◆ Work instructions
Select from the records below every line that has the word "value" in it.

(begin)

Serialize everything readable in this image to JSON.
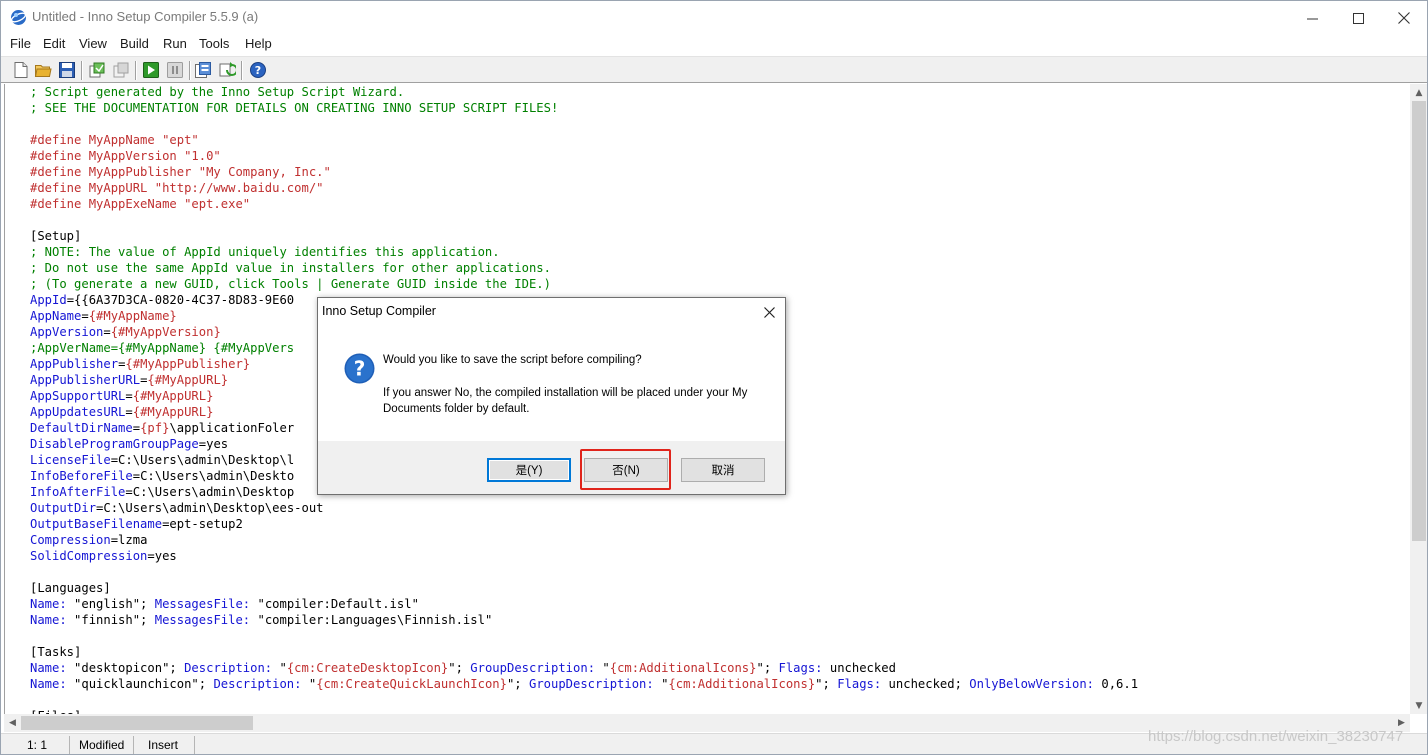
{
  "window": {
    "title": "Untitled - Inno Setup Compiler 5.5.9 (a)",
    "controls": {
      "minimize": "minimize",
      "maximize": "maximize",
      "close": "close"
    }
  },
  "menu": [
    "File",
    "Edit",
    "View",
    "Build",
    "Run",
    "Tools",
    "Help"
  ],
  "toolbar": {
    "icons": [
      "new-file-icon",
      "open-file-icon",
      "save-icon",
      "compile-icon",
      "stop-compile-icon",
      "run-icon",
      "pause-icon",
      "target-setup-icon",
      "refresh-icon",
      "help-icon"
    ]
  },
  "editor": {
    "lines": [
      [
        [
          "c-comment",
          "; Script generated by the Inno Setup Script Wizard."
        ]
      ],
      [
        [
          "c-comment",
          "; SEE THE DOCUMENTATION FOR DETAILS ON CREATING INNO SETUP SCRIPT FILES!"
        ]
      ],
      [],
      [
        [
          "c-define",
          "#define MyAppName \"ept\""
        ]
      ],
      [
        [
          "c-define",
          "#define MyAppVersion \"1.0\""
        ]
      ],
      [
        [
          "c-define",
          "#define MyAppPublisher \"My Company, Inc.\""
        ]
      ],
      [
        [
          "c-define",
          "#define MyAppURL \"http://www.baidu.com/\""
        ]
      ],
      [
        [
          "c-define",
          "#define MyAppExeName \"ept.exe\""
        ]
      ],
      [],
      [
        [
          "c-section",
          "[Setup]"
        ]
      ],
      [
        [
          "c-comment",
          "; NOTE: The value of AppId uniquely identifies this application."
        ]
      ],
      [
        [
          "c-comment",
          "; Do not use the same AppId value in installers for other applications."
        ]
      ],
      [
        [
          "c-comment",
          "; (To generate a new GUID, click Tools | Generate GUID inside the IDE.)"
        ]
      ],
      [
        [
          "c-key",
          "AppId"
        ],
        [
          "c-plain",
          "={{6A37D3CA-0820-4C37-8D83-9E60"
        ]
      ],
      [
        [
          "c-key",
          "AppName"
        ],
        [
          "c-plain",
          "="
        ],
        [
          "c-const",
          "{#MyAppName}"
        ]
      ],
      [
        [
          "c-key",
          "AppVersion"
        ],
        [
          "c-plain",
          "="
        ],
        [
          "c-const",
          "{#MyAppVersion}"
        ]
      ],
      [
        [
          "c-comment",
          ";AppVerName={#MyAppName} {#MyAppVers"
        ]
      ],
      [
        [
          "c-key",
          "AppPublisher"
        ],
        [
          "c-plain",
          "="
        ],
        [
          "c-const",
          "{#MyAppPublisher}"
        ]
      ],
      [
        [
          "c-key",
          "AppPublisherURL"
        ],
        [
          "c-plain",
          "="
        ],
        [
          "c-const",
          "{#MyAppURL}"
        ]
      ],
      [
        [
          "c-key",
          "AppSupportURL"
        ],
        [
          "c-plain",
          "="
        ],
        [
          "c-const",
          "{#MyAppURL}"
        ]
      ],
      [
        [
          "c-key",
          "AppUpdatesURL"
        ],
        [
          "c-plain",
          "="
        ],
        [
          "c-const",
          "{#MyAppURL}"
        ]
      ],
      [
        [
          "c-key",
          "DefaultDirName"
        ],
        [
          "c-plain",
          "="
        ],
        [
          "c-const",
          "{pf}"
        ],
        [
          "c-plain",
          "\\applicationFoler"
        ]
      ],
      [
        [
          "c-key",
          "DisableProgramGroupPage"
        ],
        [
          "c-plain",
          "=yes"
        ]
      ],
      [
        [
          "c-key",
          "LicenseFile"
        ],
        [
          "c-plain",
          "=C:\\Users\\admin\\Desktop\\l"
        ]
      ],
      [
        [
          "c-key",
          "InfoBeforeFile"
        ],
        [
          "c-plain",
          "=C:\\Users\\admin\\Deskto"
        ]
      ],
      [
        [
          "c-key",
          "InfoAfterFile"
        ],
        [
          "c-plain",
          "=C:\\Users\\admin\\Desktop"
        ]
      ],
      [
        [
          "c-key",
          "OutputDir"
        ],
        [
          "c-plain",
          "=C:\\Users\\admin\\Desktop\\ees-out"
        ]
      ],
      [
        [
          "c-key",
          "OutputBaseFilename"
        ],
        [
          "c-plain",
          "=ept-setup2"
        ]
      ],
      [
        [
          "c-key",
          "Compression"
        ],
        [
          "c-plain",
          "=lzma"
        ]
      ],
      [
        [
          "c-key",
          "SolidCompression"
        ],
        [
          "c-plain",
          "=yes"
        ]
      ],
      [],
      [
        [
          "c-section",
          "[Languages]"
        ]
      ],
      [
        [
          "c-key",
          "Name:"
        ],
        [
          "c-plain",
          " \"english\"; "
        ],
        [
          "c-key",
          "MessagesFile:"
        ],
        [
          "c-plain",
          " \"compiler:Default.isl\""
        ]
      ],
      [
        [
          "c-key",
          "Name:"
        ],
        [
          "c-plain",
          " \"finnish\"; "
        ],
        [
          "c-key",
          "MessagesFile:"
        ],
        [
          "c-plain",
          " \"compiler:Languages\\Finnish.isl\""
        ]
      ],
      [],
      [
        [
          "c-section",
          "[Tasks]"
        ]
      ],
      [
        [
          "c-key",
          "Name:"
        ],
        [
          "c-plain",
          " \"desktopicon\"; "
        ],
        [
          "c-key",
          "Description:"
        ],
        [
          "c-plain",
          " \""
        ],
        [
          "c-const",
          "{cm:CreateDesktopIcon}"
        ],
        [
          "c-plain",
          "\"; "
        ],
        [
          "c-key",
          "GroupDescription:"
        ],
        [
          "c-plain",
          " \""
        ],
        [
          "c-const",
          "{cm:AdditionalIcons}"
        ],
        [
          "c-plain",
          "\"; "
        ],
        [
          "c-key",
          "Flags:"
        ],
        [
          "c-plain",
          " unchecked"
        ]
      ],
      [
        [
          "c-key",
          "Name:"
        ],
        [
          "c-plain",
          " \"quicklaunchicon\"; "
        ],
        [
          "c-key",
          "Description:"
        ],
        [
          "c-plain",
          " \""
        ],
        [
          "c-const",
          "{cm:CreateQuickLaunchIcon}"
        ],
        [
          "c-plain",
          "\"; "
        ],
        [
          "c-key",
          "GroupDescription:"
        ],
        [
          "c-plain",
          " \""
        ],
        [
          "c-const",
          "{cm:AdditionalIcons}"
        ],
        [
          "c-plain",
          "\"; "
        ],
        [
          "c-key",
          "Flags:"
        ],
        [
          "c-plain",
          " unchecked; "
        ],
        [
          "c-key",
          "OnlyBelowVersion:"
        ],
        [
          "c-plain",
          " 0,6.1"
        ]
      ],
      [],
      [
        [
          "c-section",
          "[Files]"
        ]
      ]
    ]
  },
  "status": {
    "position": "1:   1",
    "modified": "Modified",
    "mode": "Insert"
  },
  "watermark": "https://blog.csdn.net/weixin_38230747",
  "dialog": {
    "title": "Inno Setup Compiler",
    "question": "Would you like to save the script before compiling?",
    "detail": "If you answer No, the compiled installation will be placed under your My Documents folder by default.",
    "buttons": {
      "yes": "是(Y)",
      "no": "否(N)",
      "cancel": "取消"
    },
    "highlight_color": "#e0241b"
  },
  "colors": {
    "comment": "#008000",
    "define": "#c03030",
    "keyword": "#1515d4",
    "accent": "#0078d7"
  }
}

(end)

◆ Task response
          "; NOTE: The value of AppId uniquely identifies this application."
          "; Do not use the same AppId value in installers for other applications."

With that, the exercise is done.